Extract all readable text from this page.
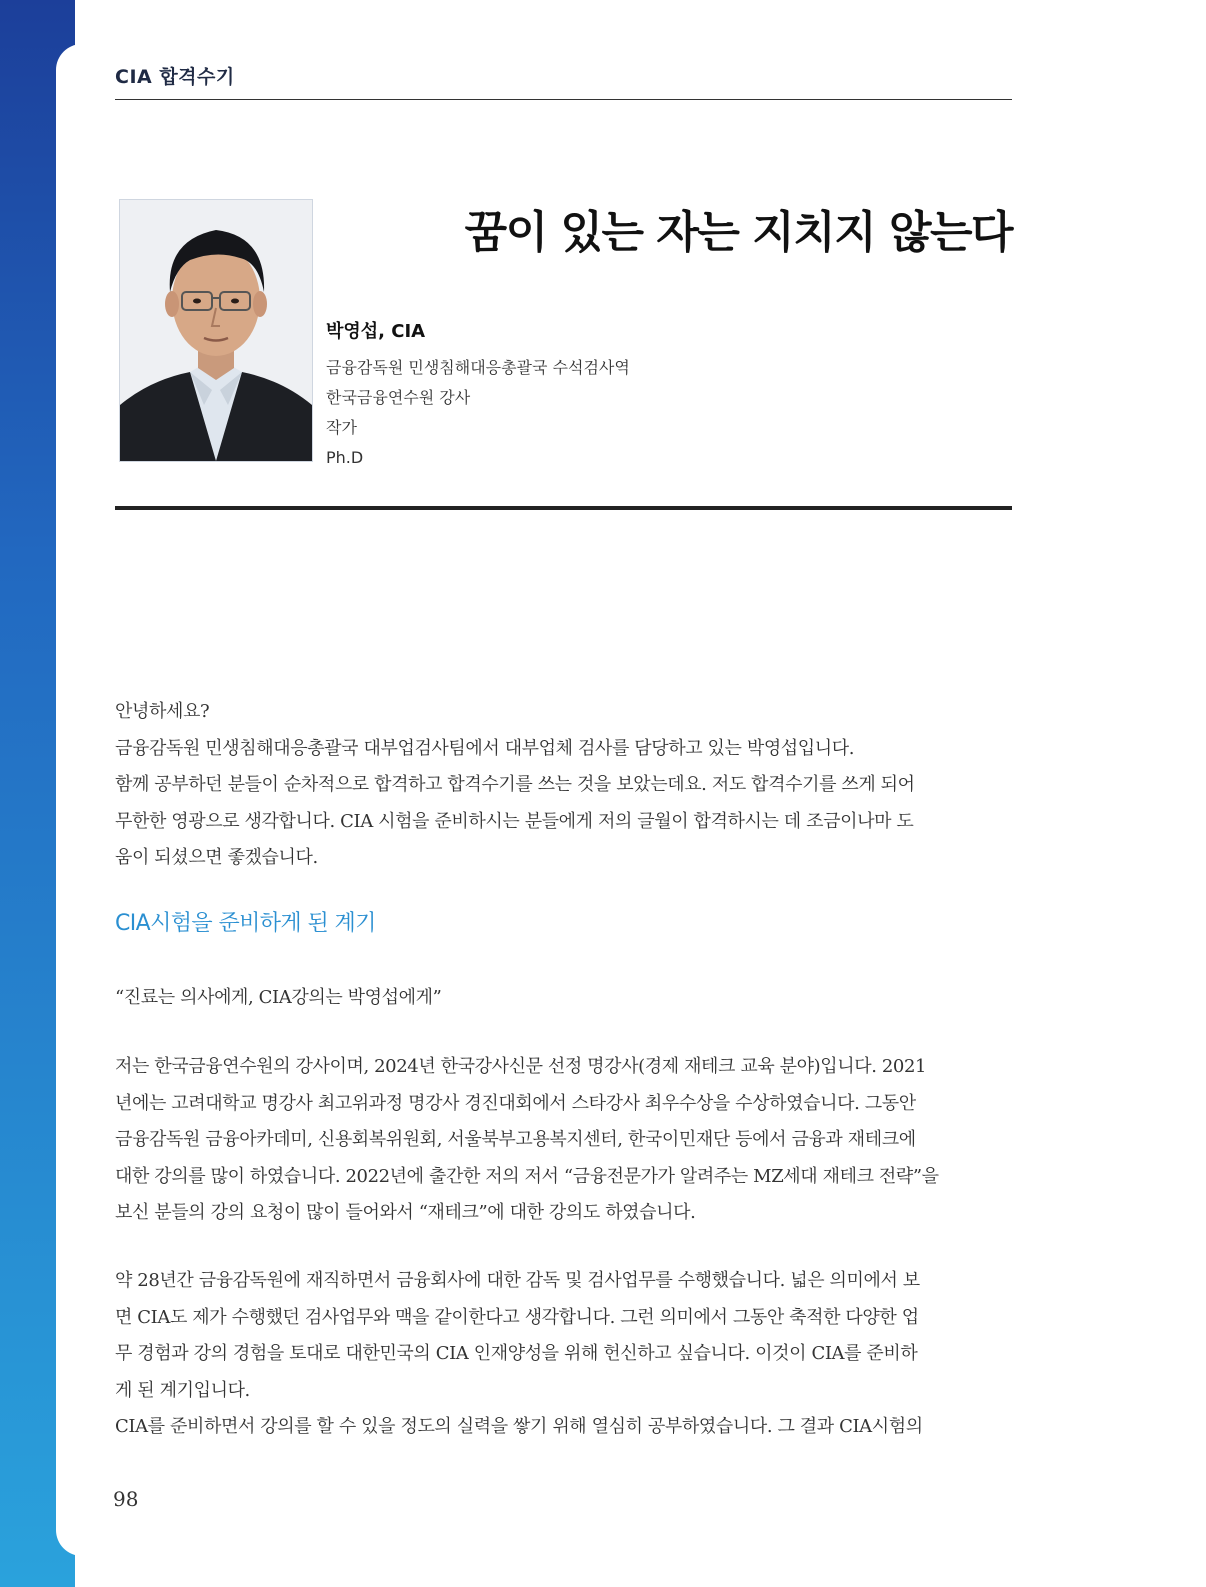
CIA 합격수기
꿈이 있는 자는 지치지 않는다
박영섭, CIA
금융감독원 민생침해대응총괄국 수석검사역
한국금융연수원 강사
작가
Ph.D

안녕하세요?

금융감독원 민생침해대응총괄국 대부업검사팀에서 대부업체 검사를 담당하고 있는 박영섭입니다.

함께 공부하던 분들이 순차적으로 합격하고 합격수기를 쓰는 것을 보았는데요. 저도 합격수기를 쓰게 되어

무한한 영광으로 생각합니다. CIA 시험을 준비하시는 분들에게 저의 글월이 합격하시는 데 조금이나마 도

움이 되셨으면 좋겠습니다.

CIA시험을 준비하게 된 계기

“진료는 의사에게, CIA강의는 박영섭에게”

저는 한국금융연수원의 강사이며, 2024년 한국강사신문 선정 명강사(경제 재테크 교육 분야)입니다. 2021

년에는 고려대학교 명강사 최고위과정 명강사 경진대회에서 스타강사 최우수상을 수상하였습니다. 그동안

금융감독원 금융아카데미, 신용회복위원회, 서울북부고용복지센터, 한국이민재단 등에서 금융과 재테크에

대한 강의를 많이 하였습니다. 2022년에 출간한 저의 저서 “금융전문가가 알려주는 MZ세대 재테크 전략”을

보신 분들의 강의 요청이 많이 들어와서 “재테크”에 대한 강의도 하였습니다.

약 28년간 금융감독원에 재직하면서 금융회사에 대한 감독 및 검사업무를 수행했습니다. 넓은 의미에서 보

면 CIA도 제가 수행했던 검사업무와 맥을 같이한다고 생각합니다. 그런 의미에서 그동안 축적한 다양한 업

무 경험과 강의 경험을 토대로 대한민국의 CIA 인재양성을 위해 헌신하고 싶습니다. 이것이 CIA를 준비하

게 된 계기입니다.

CIA를 준비하면서 강의를 할 수 있을 정도의 실력을 쌓기 위해 열심히 공부하였습니다. 그 결과 CIA시험의

98
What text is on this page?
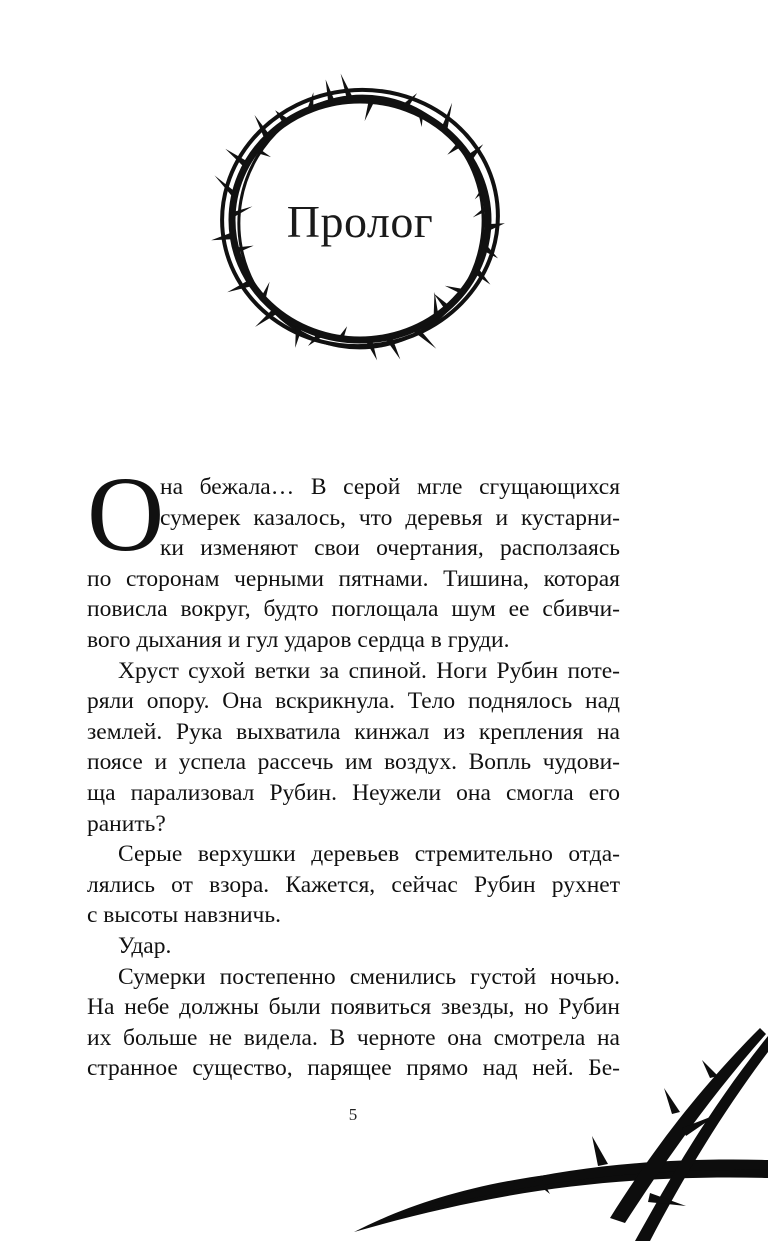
Пролог
О
на бежала… В серой мгле сгущающихся
сумерек казалось, что деревья и кустарни-
ки изменяют свои очертания, расползаясь
по сторонам черными пятнами. Тишина, которая
повисла вокруг, будто поглощала шум ее сбивчи-
вого дыхания и гул ударов сердца в груди.
Хруст сухой ветки за спиной. Ноги Рубин поте-
ряли опору. Она вскрикнула. Тело поднялось над
землей. Рука выхватила кинжал из крепления на
поясе и успела рассечь им воздух. Вопль чудови-
ща парализовал Рубин. Неужели она смогла его
ранить?
Серые верхушки деревьев стремительно отда-
лялись от взора. Кажется, сейчас Рубин рухнет
с высоты навзничь.
Удар.
Сумерки постепенно сменились густой ночью.
На небе должны были появиться звезды, но Рубин
их больше не видела. В черноте она смотрела на
странное существо, парящее прямо над ней. Бе-
5
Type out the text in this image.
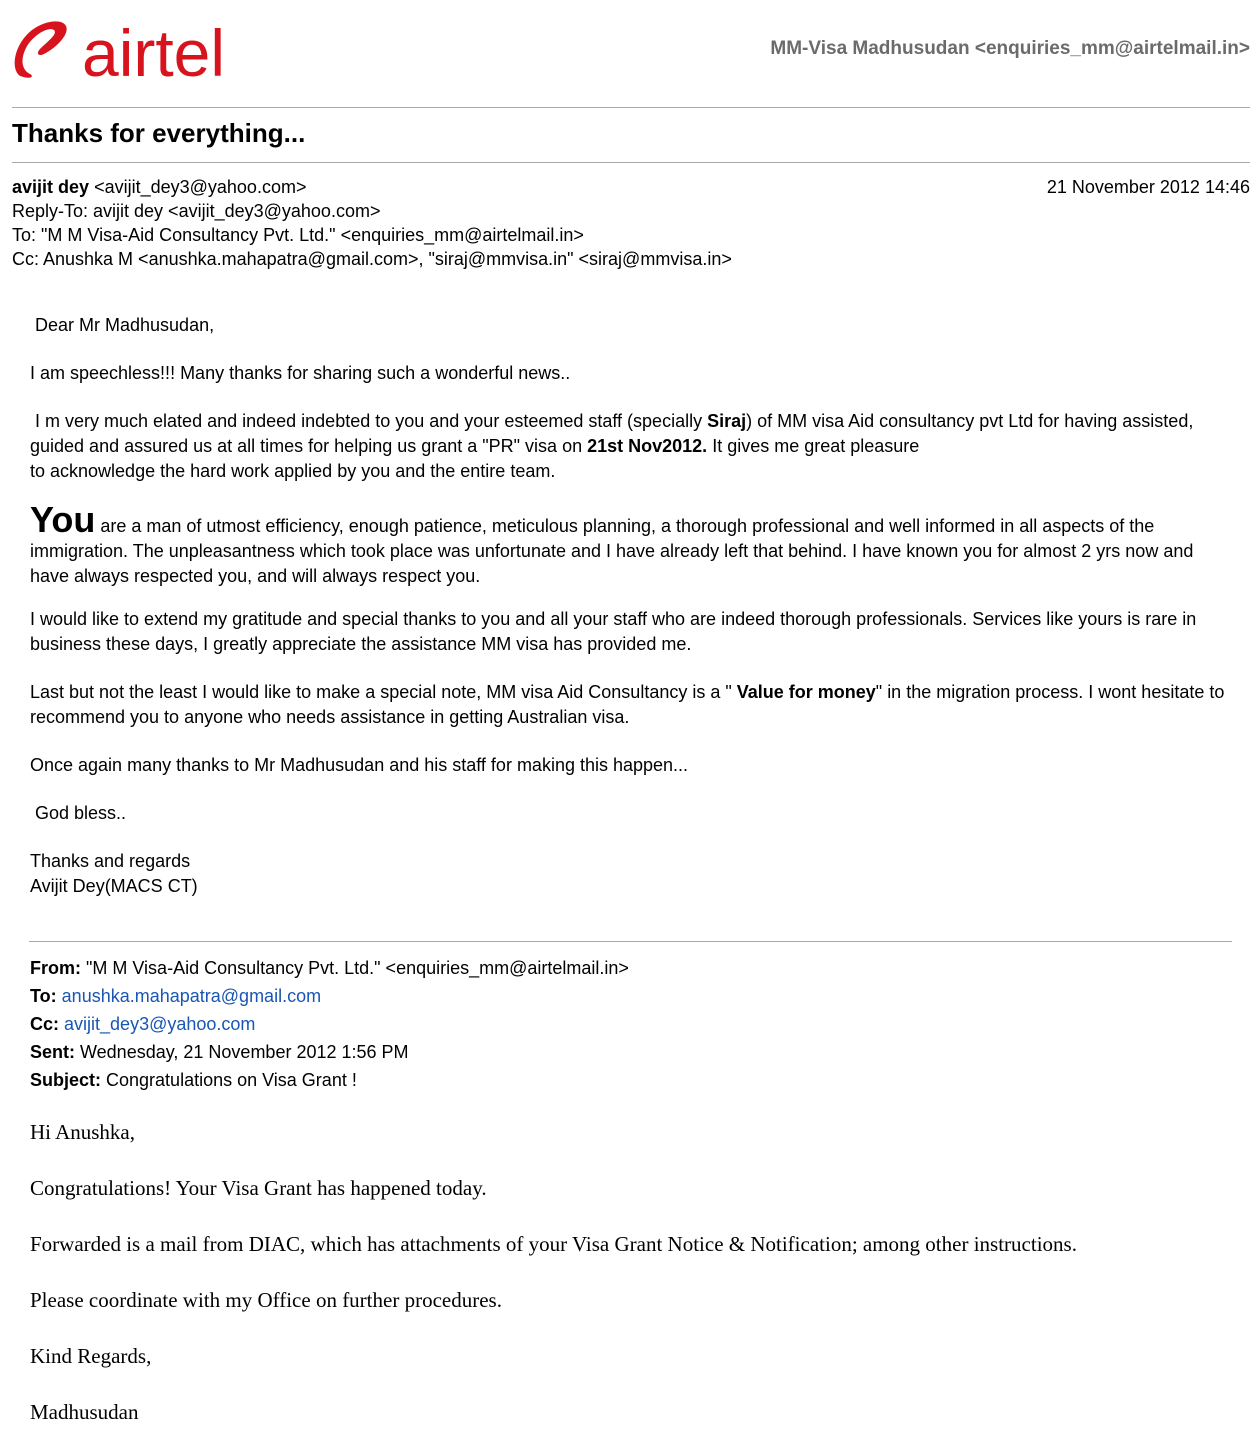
airtel	MM-Visa Madhusudan <enquiries_mm@airtelmail.in>
Thanks for everything...
avijit dey <avijit_dey3@yahoo.com>	21 November 2012 14:46
Reply-To: avijit dey <avijit_dey3@yahoo.com>
To: "M M Visa-Aid Consultancy Pvt. Ltd." <enquiries_mm@airtelmail.in>
Cc: Anushka M <anushka.mahapatra@gmail.com>, "siraj@mmvisa.in" <siraj@mmvisa.in>

Dear Mr Madhusudan,

I am speechless!!! Many thanks for sharing such a wonderful news..

I m very much elated and indeed indebted to you and your esteemed staff (specially Siraj) of MM visa Aid consultancy pvt Ltd for having assisted, guided and assured us at all times for helping us grant a "PR" visa on 21st Nov2012. It gives me great pleasure
to acknowledge the hard work applied by you and the entire team.

You are a man of utmost efficiency, enough patience, meticulous planning, a thorough professional and well informed in all aspects of the immigration. The unpleasantness which took place was unfortunate and I have already left that behind. I have known you for almost 2 yrs now and have always respected you, and will always respect you.

I would like to extend my gratitude and special thanks to you and all your staff who are indeed thorough professionals. Services like yours is rare in business these days, I greatly appreciate the assistance MM visa has provided me.

Last but not the least I would like to make a special note, MM visa Aid Consultancy is a " Value for money" in the migration process. I wont hesitate to recommend you to anyone who needs assistance in getting Australian visa.

Once again many thanks to Mr Madhusudan and his staff for making this happen...

God bless..

Thanks and regards
Avijit Dey(MACS CT)

From: "M M Visa-Aid Consultancy Pvt. Ltd." <enquiries_mm@airtelmail.in>
To: anushka.mahapatra@gmail.com
Cc: avijit_dey3@yahoo.com
Sent: Wednesday, 21 November 2012 1:56 PM
Subject: Congratulations on Visa Grant !

Hi Anushka,

Congratulations! Your Visa Grant has happened today.

Forwarded is a mail from DIAC, which has attachments of your Visa Grant Notice & Notification; among other instructions.

Please coordinate with my Office on further procedures.

Kind Regards,

Madhusudan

### WHAT IS NEEDED:
Set the pictures aside and transcribe the data above exactly.

### THE OUTPUT:
Extract all readable text from this page.
CIA 합격수기
꿈이 있는 자는 지치지 않는다
박영섭, CIA
금융감독원 민생침해대응총괄국 수석검사역
한국금융연수원 강사
작가
Ph.D

안녕하세요?

금융감독원 민생침해대응총괄국 대부업검사팀에서 대부업체 검사를 담당하고 있는 박영섭입니다.

함께 공부하던 분들이 순차적으로 합격하고 합격수기를 쓰는 것을 보았는데요. 저도 합격수기를 쓰게 되어

무한한 영광으로 생각합니다. CIA 시험을 준비하시는 분들에게 저의 글월이 합격하시는 데 조금이나마 도

움이 되셨으면 좋겠습니다.

CIA시험을 준비하게 된 계기

“진료는 의사에게, CIA강의는 박영섭에게”

저는 한국금융연수원의 강사이며, 2024년 한국강사신문 선정 명강사(경제 재테크 교육 분야)입니다. 2021

년에는 고려대학교 명강사 최고위과정 명강사 경진대회에서 스타강사 최우수상을 수상하였습니다. 그동안

금융감독원 금융아카데미, 신용회복위원회, 서울북부고용복지센터, 한국이민재단 등에서 금융과 재테크에

대한 강의를 많이 하였습니다. 2022년에 출간한 저의 저서 “금융전문가가 알려주는 MZ세대 재테크 전략”을

보신 분들의 강의 요청이 많이 들어와서 “재테크”에 대한 강의도 하였습니다.

약 28년간 금융감독원에 재직하면서 금융회사에 대한 감독 및 검사업무를 수행했습니다. 넓은 의미에서 보

면 CIA도 제가 수행했던 검사업무와 맥을 같이한다고 생각합니다. 그런 의미에서 그동안 축적한 다양한 업

무 경험과 강의 경험을 토대로 대한민국의 CIA 인재양성을 위해 헌신하고 싶습니다. 이것이 CIA를 준비하

게 된 계기입니다.

CIA를 준비하면서 강의를 할 수 있을 정도의 실력을 쌓기 위해 열심히 공부하였습니다. 그 결과 CIA시험의

98
What text is on this page?
Пролог
О
на бежала… В серой мгле сгущающихся
сумерек казалось, что деревья и кустарни-
ки изменяют свои очертания, расползаясь
по сторонам черными пятнами. Тишина, которая
повисла вокруг, будто поглощала шум ее сбивчи-
вого дыхания и гул ударов сердца в груди.
Хруст сухой ветки за спиной. Ноги Рубин поте-
ряли опору. Она вскрикнула. Тело поднялось над
землей. Рука выхватила кинжал из крепления на
поясе и успела рассечь им воздух. Вопль чудови-
ща парализовал Рубин. Неужели она смогла его
ранить?
Серые верхушки деревьев стремительно отда-
лялись от взора. Кажется, сейчас Рубин рухнет
с высоты навзничь.
Удар.
Сумерки постепенно сменились густой ночью.
На небе должны были появиться звезды, но Рубин
их больше не видела. В черноте она смотрела на
странное существо, парящее прямо над ней. Бе-
5
Type out the text in this image.
airtel	MM-Visa Madhusudan <enquiries_mm@airtelmail.in>
Thanks for everything...
avijit dey <avijit_dey3@yahoo.com>	21 November 2012 14:46
Reply-To: avijit dey <avijit_dey3@yahoo.com>
To: "M M Visa-Aid Consultancy Pvt. Ltd." <enquiries_mm@airtelmail.in>
Cc: Anushka M <anushka.mahapatra@gmail.com>, "siraj@mmvisa.in" <siraj@mmvisa.in>

Dear Mr Madhusudan,

I am speechless!!! Many thanks for sharing such a wonderful news..

I m very much elated and indeed indebted to you and your esteemed staff (specially Siraj) of MM visa Aid consultancy pvt Ltd for having assisted, guided and assured us at all times for helping us grant a "PR" visa on 21st Nov2012. It gives me great pleasure
to acknowledge the hard work applied by you and the entire team.

You are a man of utmost efficiency, enough patience, meticulous planning, a thorough professional and well informed in all aspects of the immigration. The unpleasantness which took place was unfortunate and I have already left that behind. I have known you for almost 2 yrs now and have always respected you, and will always respect you.

I would like to extend my gratitude and special thanks to you and all your staff who are indeed thorough professionals. Services like yours is rare in business these days, I greatly appreciate the assistance MM visa has provided me.

Last but not the least I would like to make a special note, MM visa Aid Consultancy is a " Value for money" in the migration process. I wont hesitate to recommend you to anyone who needs assistance in getting Australian visa.

Once again many thanks to Mr Madhusudan and his staff for making this happen...

God bless..

Thanks and regards
Avijit Dey(MACS CT)

From: "M M Visa-Aid Consultancy Pvt. Ltd." <enquiries_mm@airtelmail.in>
To: anushka.mahapatra@gmail.com
Cc: avijit_dey3@yahoo.com
Sent: Wednesday, 21 November 2012 1:56 PM
Subject: Congratulations on Visa Grant !

Hi Anushka,

Congratulations! Your Visa Grant has happened today.

Forwarded is a mail from DIAC, which has attachments of your Visa Grant Notice & Notification; among other instructions.

Please coordinate with my Office on further procedures.

Kind Regards,

Madhusudan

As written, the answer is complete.